• WHAT THE TASK REQUIRES: Identify, in the records below, every line where the string "统一社会信用代码" appears, and copy each such line.

• AVAILABLE RECORDS:
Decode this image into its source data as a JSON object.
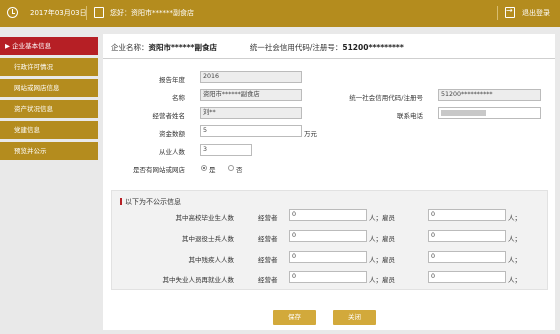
{
  "header": {
    "date": "2017年03月03日",
    "greeting": "您好：资阳市******副食店",
    "logout": "退出登录"
  },
  "sidebar": {
    "items": [
      {
        "label": "▶ 企业基本信息",
        "active": true
      },
      {
        "label": "行政许可情况"
      },
      {
        "label": "网站或网店信息"
      },
      {
        "label": "资产状况信息"
      },
      {
        "label": "党建信息"
      },
      {
        "label": "预览并公示"
      }
    ]
  },
  "company": {
    "name_label": "企业名称：",
    "name": "资阳市******副食店",
    "code_label": "统一社会信用代码/注册号：",
    "code": "51200*********"
  },
  "form": {
    "year_label": "报告年度",
    "year": "2016",
    "name_label": "名称",
    "name": "资阳市******副食店",
    "credit_label": "统一社会信用代码/注册号",
    "credit": "51200**********",
    "operator_label": "经营者姓名",
    "operator": "刘**",
    "phone_label": "联系电话",
    "capital_label": "资金数额",
    "capital": "5",
    "capital_unit": "万元",
    "staff_label": "从业人数",
    "staff": "3",
    "website_label": "是否有网站或网店",
    "website_yes": "是",
    "website_no": "否"
  },
  "private_section": {
    "title": "以下为不公示信息",
    "rows": [
      {
        "label": "其中高校毕业生人数",
        "op_label": "经营者",
        "op": "0",
        "sep": "人；雇员",
        "emp": "0",
        "end": "人；"
      },
      {
        "label": "其中退役士兵人数",
        "op_label": "经营者",
        "op": "0",
        "sep": "人；雇员",
        "emp": "0",
        "end": "人；"
      },
      {
        "label": "其中残疾人人数",
        "op_label": "经营者",
        "op": "0",
        "sep": "人；雇员",
        "emp": "0",
        "end": "人；"
      },
      {
        "label": "其中失业人员再就业人数",
        "op_label": "经营者",
        "op": "0",
        "sep": "人；雇员",
        "emp": "0",
        "end": "人；"
      }
    ]
  },
  "buttons": {
    "save": "保存",
    "close": "关闭"
  },
  "colors": {
    "gold": "#b48c1e",
    "active_red": "#b61f25",
    "button": "#d2a93b"
  }
}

• FULL RESPONSE:
    "code_label": "统一社会信用代码/注册号：",
    "credit_label": "统一社会信用代码/注册号",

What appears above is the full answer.